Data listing
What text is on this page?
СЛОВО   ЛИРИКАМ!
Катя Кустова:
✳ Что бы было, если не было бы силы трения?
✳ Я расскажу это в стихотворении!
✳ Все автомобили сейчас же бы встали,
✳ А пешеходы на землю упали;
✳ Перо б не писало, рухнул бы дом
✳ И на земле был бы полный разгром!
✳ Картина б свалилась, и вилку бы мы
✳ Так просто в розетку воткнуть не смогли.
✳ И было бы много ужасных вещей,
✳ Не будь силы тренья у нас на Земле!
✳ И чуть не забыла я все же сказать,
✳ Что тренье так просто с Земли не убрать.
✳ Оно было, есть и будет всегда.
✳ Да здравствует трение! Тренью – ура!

GIVEN REQUEST
Exactly reproduce every record.

RESULT
What text is on this page?
СЛОВО   ЛИРИКАМ!
Катя Кустова:
✳ Что бы было, если не было бы силы трения?
✳ Я расскажу это в стихотворении!
✳ Все автомобили сейчас же бы встали,
✳ А пешеходы на землю упали;
✳ Перо б не писало, рухнул бы дом
✳ И на земле был бы полный разгром!
✳ Картина б свалилась, и вилку бы мы
✳ Так просто в розетку воткнуть не смогли.
✳ И было бы много ужасных вещей,
✳ Не будь силы тренья у нас на Земле!
✳ И чуть не забыла я все же сказать,
✳ Что тренье так просто с Земли не убрать.
✳ Оно было, есть и будет всегда.
✳ Да здравствует трение! Тренью – ура!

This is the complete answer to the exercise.